_Task statement_. Make an exact copy of the records, with the pictures left out.

_Excerpted data_.
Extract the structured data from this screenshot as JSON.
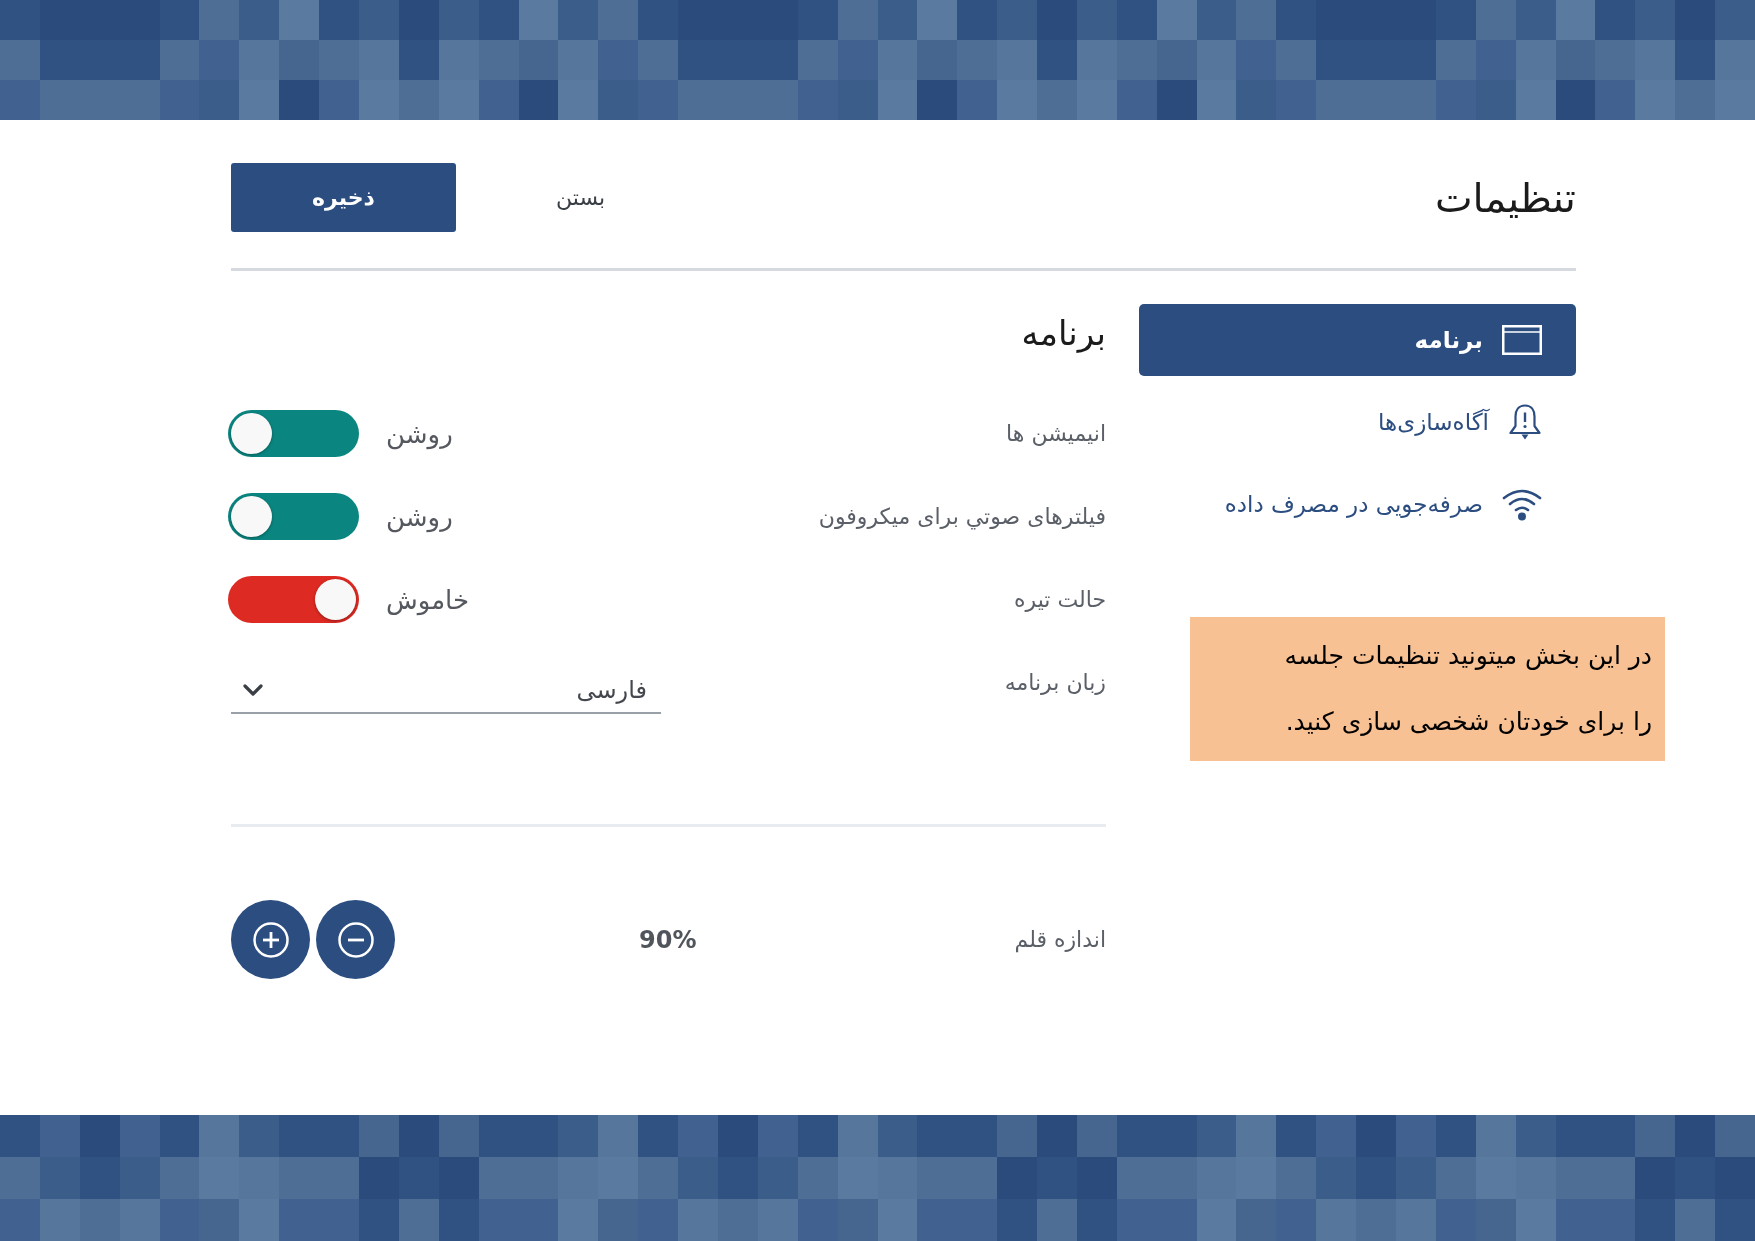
{
  "header": {
    "title": "تنظیمات",
    "buttons": [
      {
        "kind": "close",
        "label": "بستن"
      },
      {
        "kind": "save",
        "label": "ذخیره"
      }
    ]
  },
  "sidebar": {
    "items": [
      {
        "label": "برنامه",
        "selected": true
      },
      {
        "label": "آگاه‌سازی‌ها",
        "selected": false
      },
      {
        "label": "صرفه‌جویی در مصرف داده",
        "selected": false
      }
    ]
  },
  "section": {
    "title": "برنامه",
    "settings": [
      {
        "kind": "toggle",
        "label": "انیمیشن ها",
        "on": true,
        "state_text": "روشن"
      },
      {
        "kind": "toggle",
        "label": "فیلترهای صوتي برای میکروفون",
        "on": true,
        "state_text": "روشن"
      },
      {
        "kind": "toggle",
        "label": "حالت تیره",
        "on": false,
        "state_text": "خاموش"
      },
      {
        "kind": "select",
        "label": "زبان برنامه",
        "value": "فارسی"
      }
    ]
  },
  "font_size": {
    "label": "اندازه قلم",
    "value": "90%"
  },
  "hint": {
    "text": "در این بخش میتونید تنظیمات جلسه\nرا برای خودتان شخصی سازی کنید."
  }
}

_Written answer_.
Extract the structured data from this screenshot as JSON.
{
  "header": {
    "title": "تنظیمات",
    "buttons": [
      {
        "kind": "close",
        "label": "بستن"
      },
      {
        "kind": "save",
        "label": "ذخیره"
      }
    ]
  },
  "sidebar": {
    "items": [
      {
        "label": "برنامه",
        "selected": true
      },
      {
        "label": "آگاه‌سازی‌ها",
        "selected": false
      },
      {
        "label": "صرفه‌جویی در مصرف داده",
        "selected": false
      }
    ]
  },
  "section": {
    "title": "برنامه",
    "settings": [
      {
        "kind": "toggle",
        "label": "انیمیشن ها",
        "on": true,
        "state_text": "روشن"
      },
      {
        "kind": "toggle",
        "label": "فیلترهای صوتي برای میکروفون",
        "on": true,
        "state_text": "روشن"
      },
      {
        "kind": "toggle",
        "label": "حالت تیره",
        "on": false,
        "state_text": "خاموش"
      },
      {
        "kind": "select",
        "label": "زبان برنامه",
        "value": "فارسی"
      }
    ]
  },
  "font_size": {
    "label": "اندازه قلم",
    "value": "90%"
  },
  "hint": {
    "text": "در این بخش میتونید تنظیمات جلسه\nرا برای خودتان شخصی سازی کنید."
  }
}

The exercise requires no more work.